Task material:
╔══

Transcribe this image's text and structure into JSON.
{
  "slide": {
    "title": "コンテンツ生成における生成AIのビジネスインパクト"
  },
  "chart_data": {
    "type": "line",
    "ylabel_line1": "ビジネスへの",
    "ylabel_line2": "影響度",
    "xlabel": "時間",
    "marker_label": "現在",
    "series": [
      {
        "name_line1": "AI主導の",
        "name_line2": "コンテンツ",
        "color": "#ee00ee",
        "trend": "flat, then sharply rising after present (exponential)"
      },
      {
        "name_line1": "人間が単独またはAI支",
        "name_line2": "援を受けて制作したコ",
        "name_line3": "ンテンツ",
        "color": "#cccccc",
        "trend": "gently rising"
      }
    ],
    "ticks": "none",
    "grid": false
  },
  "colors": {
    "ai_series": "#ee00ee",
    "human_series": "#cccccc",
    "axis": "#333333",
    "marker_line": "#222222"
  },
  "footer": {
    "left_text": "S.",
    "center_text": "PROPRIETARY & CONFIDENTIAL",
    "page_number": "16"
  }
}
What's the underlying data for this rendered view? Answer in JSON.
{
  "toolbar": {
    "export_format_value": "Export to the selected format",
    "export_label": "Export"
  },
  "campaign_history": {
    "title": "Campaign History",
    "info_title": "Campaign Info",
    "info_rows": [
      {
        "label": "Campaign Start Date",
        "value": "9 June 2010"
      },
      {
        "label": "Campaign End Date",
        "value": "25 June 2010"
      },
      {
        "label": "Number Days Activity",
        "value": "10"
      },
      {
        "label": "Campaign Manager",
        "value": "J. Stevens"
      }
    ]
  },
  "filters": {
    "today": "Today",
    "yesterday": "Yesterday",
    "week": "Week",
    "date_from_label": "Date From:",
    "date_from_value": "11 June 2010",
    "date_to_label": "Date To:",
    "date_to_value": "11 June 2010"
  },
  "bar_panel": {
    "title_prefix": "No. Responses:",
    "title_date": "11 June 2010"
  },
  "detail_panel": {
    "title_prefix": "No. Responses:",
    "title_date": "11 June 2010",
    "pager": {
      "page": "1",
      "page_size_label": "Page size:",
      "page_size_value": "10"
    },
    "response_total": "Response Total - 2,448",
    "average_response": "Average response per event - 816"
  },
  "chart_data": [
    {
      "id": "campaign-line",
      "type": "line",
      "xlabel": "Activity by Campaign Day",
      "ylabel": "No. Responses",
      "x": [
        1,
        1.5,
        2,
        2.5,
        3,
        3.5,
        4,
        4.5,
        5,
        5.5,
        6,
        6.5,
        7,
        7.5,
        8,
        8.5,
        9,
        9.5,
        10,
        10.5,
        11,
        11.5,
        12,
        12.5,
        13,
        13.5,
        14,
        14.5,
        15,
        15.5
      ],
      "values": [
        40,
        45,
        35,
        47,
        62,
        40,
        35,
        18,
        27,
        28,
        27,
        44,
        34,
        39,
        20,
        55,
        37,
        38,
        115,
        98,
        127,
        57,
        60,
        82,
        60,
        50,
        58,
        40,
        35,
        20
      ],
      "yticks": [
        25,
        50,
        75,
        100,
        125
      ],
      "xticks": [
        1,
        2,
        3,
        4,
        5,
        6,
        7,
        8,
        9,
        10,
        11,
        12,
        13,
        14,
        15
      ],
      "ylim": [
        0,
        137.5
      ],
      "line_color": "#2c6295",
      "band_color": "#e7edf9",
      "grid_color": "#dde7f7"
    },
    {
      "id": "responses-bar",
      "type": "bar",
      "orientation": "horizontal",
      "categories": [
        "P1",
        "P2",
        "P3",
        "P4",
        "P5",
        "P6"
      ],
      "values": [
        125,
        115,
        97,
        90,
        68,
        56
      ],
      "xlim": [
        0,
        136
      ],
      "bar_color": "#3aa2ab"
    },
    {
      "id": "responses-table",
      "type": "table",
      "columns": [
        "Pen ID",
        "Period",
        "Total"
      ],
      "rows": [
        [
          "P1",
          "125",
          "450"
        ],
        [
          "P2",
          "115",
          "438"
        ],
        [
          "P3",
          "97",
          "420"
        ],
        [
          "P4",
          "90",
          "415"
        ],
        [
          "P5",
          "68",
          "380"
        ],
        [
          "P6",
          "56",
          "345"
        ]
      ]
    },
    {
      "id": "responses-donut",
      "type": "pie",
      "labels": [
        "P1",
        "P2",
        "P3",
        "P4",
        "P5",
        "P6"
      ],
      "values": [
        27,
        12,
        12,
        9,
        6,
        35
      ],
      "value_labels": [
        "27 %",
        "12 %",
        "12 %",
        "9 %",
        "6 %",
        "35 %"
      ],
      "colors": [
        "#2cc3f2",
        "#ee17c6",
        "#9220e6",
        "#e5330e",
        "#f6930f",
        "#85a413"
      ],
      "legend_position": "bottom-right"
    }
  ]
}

╚══

Job:
Filter for "Export". Return all lines that hold it.

Response below:
    "export_format_value": "Export to the selected format",
    "export_label": "Export"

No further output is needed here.